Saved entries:
^^^^^^^^^^^^^^^^

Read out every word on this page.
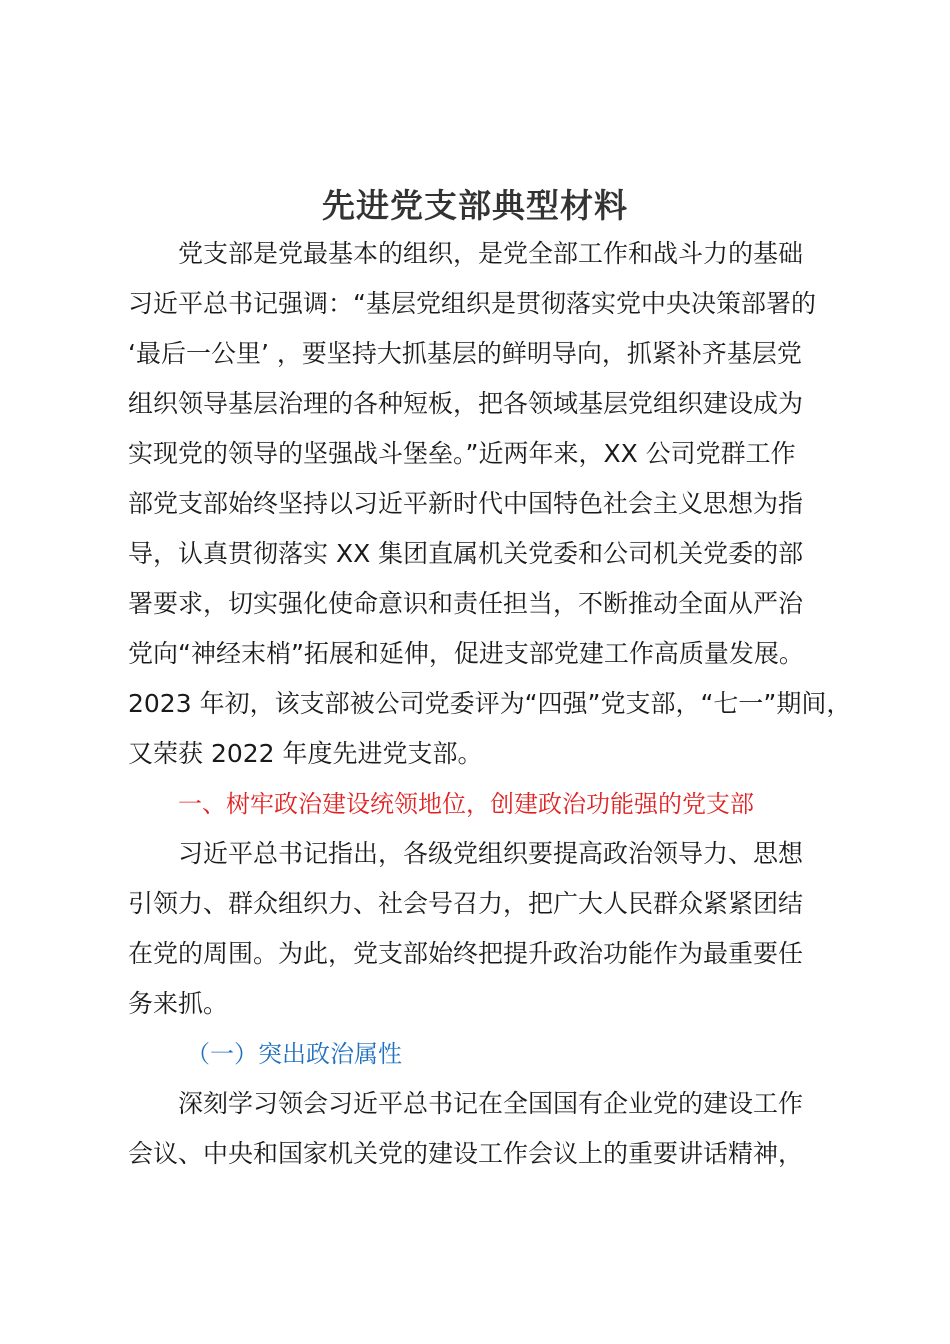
先进党支部典型材料
党支部是党最基本的组织，是党全部工作和战斗力的基础
习近平总书记强调：“基层党组织是贯彻落实党中央决策部署的
‘最后一公里’ ，要坚持大抓基层的鲜明导向，抓紧补齐基层党
组织领导基层治理的各种短板，把各领域基层党组织建设成为
实现党的领导的坚强战斗堡垒。”近两年来，XX 公司党群工作
部党支部始终坚持以习近平新时代中国特色社会主义思想为指
导，认真贯彻落实 XX 集团直属机关党委和公司机关党委的部
署要求，切实强化使命意识和责任担当，不断推动全面从严治
党向“神经末梢”拓展和延伸，促进支部党建工作高质量发展。
2023 年初，该支部被公司党委评为“四强”党支部，“七一”期间，
又荣获 2022 年度先进党支部。
一、树牢政治建设统领地位，创建政治功能强的党支部
习近平总书记指出，各级党组织要提高政治领导力、思想
引领力、群众组织力、社会号召力，把广大人民群众紧紧团结
在党的周围。为此，党支部始终把提升政治功能作为最重要任
务来抓。
（一）突出政治属性
深刻学习领会习近平总书记在全国国有企业党的建设工作
会议、中央和国家机关党的建设工作会议上的重要讲话精神，
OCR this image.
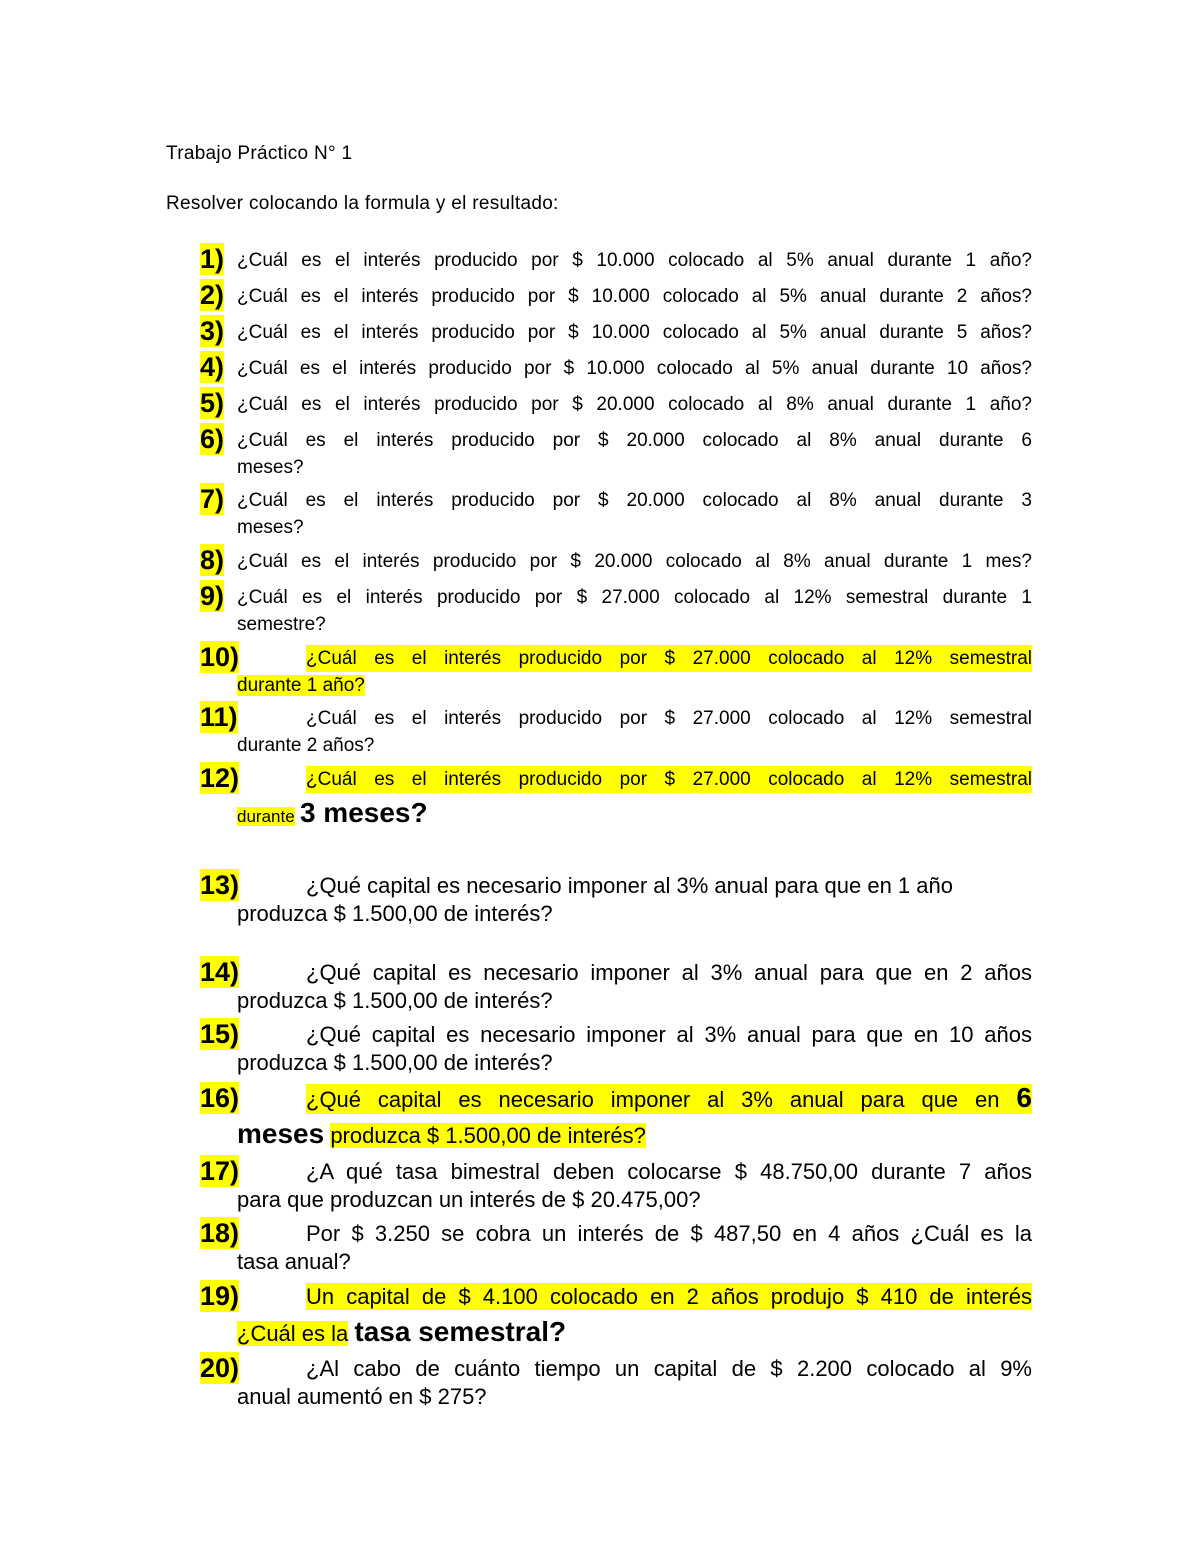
Trabajo Práctico N° 1
Resolver colocando la formula y el resultado:
1) ¿Cuál es el interés producido por $ 10.000 colocado al 5% anual durante 1 año?
2) ¿Cuál es el interés producido por $ 10.000 colocado al 5% anual durante 2 años?
3) ¿Cuál es el interés producido por $ 10.000 colocado al 5% anual durante 5 años?
4) ¿Cuál es el interés producido por $ 10.000 colocado al 5% anual durante 10 años?
5) ¿Cuál es el interés producido por $ 20.000 colocado al 8% anual durante 1 año?
6) ¿Cuál es el interés producido por $ 20.000 colocado al 8% anual durante 6
meses?
7) ¿Cuál es el interés producido por $ 20.000 colocado al 8% anual durante 3
meses?
8) ¿Cuál es el interés producido por $ 20.000 colocado al 8% anual durante 1 mes?
9) ¿Cuál es el interés producido por $ 27.000 colocado al 12% semestral durante 1
semestre?
10)	¿Cuál es el interés producido por $ 27.000 colocado al 12% semestral
durante 1 año?
11)	¿Cuál es el interés producido por $ 27.000 colocado al 12% semestral
durante 2 años?
12)	¿Cuál es el interés producido por $ 27.000 colocado al 12% semestral
durante 3 meses?
13)	¿Qué capital es necesario imponer al 3% anual para que en 1 año
produzca $ 1.500,00 de interés?
14)	¿Qué capital es necesario imponer al 3% anual para que en 2 años
produzca $ 1.500,00 de interés?
15)	¿Qué capital es necesario imponer al 3% anual para que en 10 años
produzca $ 1.500,00 de interés?
16)	¿Qué capital es necesario imponer al 3% anual para que en 6
meses produzca $ 1.500,00 de interés?
17)	¿A qué tasa bimestral deben colocarse $ 48.750,00 durante 7 años
para que produzcan un interés de $ 20.475,00?
18)	Por $ 3.250 se cobra un interés de $ 487,50 en 4 años ¿Cuál es la
tasa anual?
19)	Un capital de $ 4.100 colocado en 2 años produjo $ 410 de interés
¿Cuál es la tasa semestral?
20)	¿Al cabo de cuánto tiempo un capital de $ 2.200 colocado al 9%
anual aumentó en $ 275?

^^^^^^^^^^^^^^^^

Give the number of lines in the records that contain the string "imponer", and nothing besides.

4